● WRITTEN PROBLEM
Give the records back in full, exactly as they read.

___ INPUT MATERIAL ___

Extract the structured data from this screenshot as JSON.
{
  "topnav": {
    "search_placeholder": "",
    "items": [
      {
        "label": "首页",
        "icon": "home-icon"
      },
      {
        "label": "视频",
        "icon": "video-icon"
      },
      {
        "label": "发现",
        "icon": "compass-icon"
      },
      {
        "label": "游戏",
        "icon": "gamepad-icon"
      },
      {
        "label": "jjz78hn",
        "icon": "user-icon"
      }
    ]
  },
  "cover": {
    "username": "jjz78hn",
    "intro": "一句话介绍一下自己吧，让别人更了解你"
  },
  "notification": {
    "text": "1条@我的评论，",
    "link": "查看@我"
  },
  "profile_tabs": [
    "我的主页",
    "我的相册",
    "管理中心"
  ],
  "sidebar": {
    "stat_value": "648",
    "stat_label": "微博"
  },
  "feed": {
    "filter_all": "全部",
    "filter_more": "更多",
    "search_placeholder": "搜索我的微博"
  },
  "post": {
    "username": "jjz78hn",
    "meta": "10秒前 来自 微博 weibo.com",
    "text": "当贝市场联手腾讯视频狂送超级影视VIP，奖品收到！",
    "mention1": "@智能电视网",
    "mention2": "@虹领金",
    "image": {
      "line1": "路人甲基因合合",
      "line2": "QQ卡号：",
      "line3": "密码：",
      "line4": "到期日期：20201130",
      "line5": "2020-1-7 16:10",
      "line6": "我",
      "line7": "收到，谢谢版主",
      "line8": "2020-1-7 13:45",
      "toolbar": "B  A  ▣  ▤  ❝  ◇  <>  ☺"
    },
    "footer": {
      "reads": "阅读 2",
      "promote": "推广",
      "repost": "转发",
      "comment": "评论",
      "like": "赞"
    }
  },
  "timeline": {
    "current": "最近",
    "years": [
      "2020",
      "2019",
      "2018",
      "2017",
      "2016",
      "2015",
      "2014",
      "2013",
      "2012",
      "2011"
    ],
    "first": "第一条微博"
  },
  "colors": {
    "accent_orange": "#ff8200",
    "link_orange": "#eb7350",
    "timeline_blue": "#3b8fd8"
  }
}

___

● TASK RESPONSE
Extract the structured data from this screenshot as JSON.
{
  "topnav": {
    "search_placeholder": "",
    "items": [
      {
        "label": "首页",
        "icon": "home-icon"
      },
      {
        "label": "视频",
        "icon": "video-icon"
      },
      {
        "label": "发现",
        "icon": "compass-icon"
      },
      {
        "label": "游戏",
        "icon": "gamepad-icon"
      },
      {
        "label": "jjz78hn",
        "icon": "user-icon"
      }
    ]
  },
  "cover": {
    "username": "jjz78hn",
    "intro": "一句话介绍一下自己吧，让别人更了解你"
  },
  "notification": {
    "text": "1条@我的评论，",
    "link": "查看@我"
  },
  "profile_tabs": [
    "我的主页",
    "我的相册",
    "管理中心"
  ],
  "sidebar": {
    "stat_value": "648",
    "stat_label": "微博"
  },
  "feed": {
    "filter_all": "全部",
    "filter_more": "更多",
    "search_placeholder": "搜索我的微博"
  },
  "post": {
    "username": "jjz78hn",
    "meta": "10秒前 来自 微博 weibo.com",
    "text": "当贝市场联手腾讯视频狂送超级影视VIP，奖品收到！",
    "mention1": "@智能电视网",
    "mention2": "@虹领金",
    "image": {
      "line1": "路人甲基因合合",
      "line2": "QQ卡号：",
      "line3": "密码：",
      "line4": "到期日期：20201130",
      "line5": "2020-1-7 16:10",
      "line6": "我",
      "line7": "收到，谢谢版主",
      "line8": "2020-1-7 13:45",
      "toolbar": "B  A  ▣  ▤  ❝  ◇  <>  ☺"
    },
    "footer": {
      "reads": "阅读 2",
      "promote": "推广",
      "repost": "转发",
      "comment": "评论",
      "like": "赞"
    }
  },
  "timeline": {
    "current": "最近",
    "years": [
      "2020",
      "2019",
      "2018",
      "2017",
      "2016",
      "2015",
      "2014",
      "2013",
      "2012",
      "2011"
    ],
    "first": "第一条微博"
  },
  "colors": {
    "accent_orange": "#ff8200",
    "link_orange": "#eb7350",
    "timeline_blue": "#3b8fd8"
  }
}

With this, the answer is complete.